═════ DATASET CONTENT ═════

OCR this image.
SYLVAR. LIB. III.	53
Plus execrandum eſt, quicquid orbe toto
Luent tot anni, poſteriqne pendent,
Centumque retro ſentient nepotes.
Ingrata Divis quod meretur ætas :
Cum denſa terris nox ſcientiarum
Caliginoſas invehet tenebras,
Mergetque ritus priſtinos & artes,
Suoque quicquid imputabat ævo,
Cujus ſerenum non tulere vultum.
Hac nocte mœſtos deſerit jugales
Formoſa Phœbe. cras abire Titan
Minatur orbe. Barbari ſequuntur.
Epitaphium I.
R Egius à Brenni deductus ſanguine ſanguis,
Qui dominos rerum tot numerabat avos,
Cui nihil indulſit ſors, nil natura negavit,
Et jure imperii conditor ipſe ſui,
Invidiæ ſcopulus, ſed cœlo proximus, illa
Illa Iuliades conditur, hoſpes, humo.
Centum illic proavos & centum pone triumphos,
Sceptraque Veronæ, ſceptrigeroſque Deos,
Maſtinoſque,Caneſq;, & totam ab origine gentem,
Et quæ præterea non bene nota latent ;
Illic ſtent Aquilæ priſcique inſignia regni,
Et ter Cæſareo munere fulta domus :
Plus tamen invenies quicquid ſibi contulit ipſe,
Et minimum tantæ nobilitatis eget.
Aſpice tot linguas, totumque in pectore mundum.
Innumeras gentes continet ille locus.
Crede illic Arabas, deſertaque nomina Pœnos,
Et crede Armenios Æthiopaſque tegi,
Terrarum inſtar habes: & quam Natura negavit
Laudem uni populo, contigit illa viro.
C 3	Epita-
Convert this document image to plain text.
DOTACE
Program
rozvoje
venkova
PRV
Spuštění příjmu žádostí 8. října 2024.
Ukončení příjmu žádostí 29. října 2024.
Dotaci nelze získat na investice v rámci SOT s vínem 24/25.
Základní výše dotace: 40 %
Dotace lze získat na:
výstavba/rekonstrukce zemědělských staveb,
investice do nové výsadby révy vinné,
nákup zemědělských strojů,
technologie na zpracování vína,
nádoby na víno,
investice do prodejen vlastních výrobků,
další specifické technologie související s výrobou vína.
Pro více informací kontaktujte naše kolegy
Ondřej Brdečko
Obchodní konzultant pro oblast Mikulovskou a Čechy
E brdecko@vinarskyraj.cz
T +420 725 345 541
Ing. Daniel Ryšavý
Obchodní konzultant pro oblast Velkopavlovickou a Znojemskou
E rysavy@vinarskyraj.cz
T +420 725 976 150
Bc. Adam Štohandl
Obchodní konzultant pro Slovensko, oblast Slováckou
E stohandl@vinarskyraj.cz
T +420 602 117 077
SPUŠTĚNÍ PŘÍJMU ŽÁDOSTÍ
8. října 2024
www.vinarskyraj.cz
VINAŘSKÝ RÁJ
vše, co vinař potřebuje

═════

** WHAT YOU ARE ASKED TO DO **
Only the lines from the one containing "Convert this document image to plain text." through the end of the material should be reproduced, exactly, with both ends included.

** FINAL ANSWER **
Convert this document image to plain text.
DOTACE
Program
rozvoje
venkova
PRV
Spuštění příjmu žádostí 8. října 2024.
Ukončení příjmu žádostí 29. října 2024.
Dotaci nelze získat na investice v rámci SOT s vínem 24/25.
Základní výše dotace: 40 %
Dotace lze získat na:
výstavba/rekonstrukce zemědělských staveb,
investice do nové výsadby révy vinné,
nákup zemědělských strojů,
technologie na zpracování vína,
nádoby na víno,
investice do prodejen vlastních výrobků,
další specifické technologie související s výrobou vína.
Pro více informací kontaktujte naše kolegy
Ondřej Brdečko
Obchodní konzultant pro oblast Mikulovskou a Čechy
E brdecko@vinarskyraj.cz
T +420 725 345 541
Ing. Daniel Ryšavý
Obchodní konzultant pro oblast Velkopavlovickou a Znojemskou
E rysavy@vinarskyraj.cz
T +420 725 976 150
Bc. Adam Štohandl
Obchodní konzultant pro Slovensko, oblast Slováckou
E stohandl@vinarskyraj.cz
T +420 602 117 077
SPUŠTĚNÍ PŘÍJMU ŽÁDOSTÍ
8. října 2024
www.vinarskyraj.cz
VINAŘSKÝ RÁJ
vše, co vinař potřebuje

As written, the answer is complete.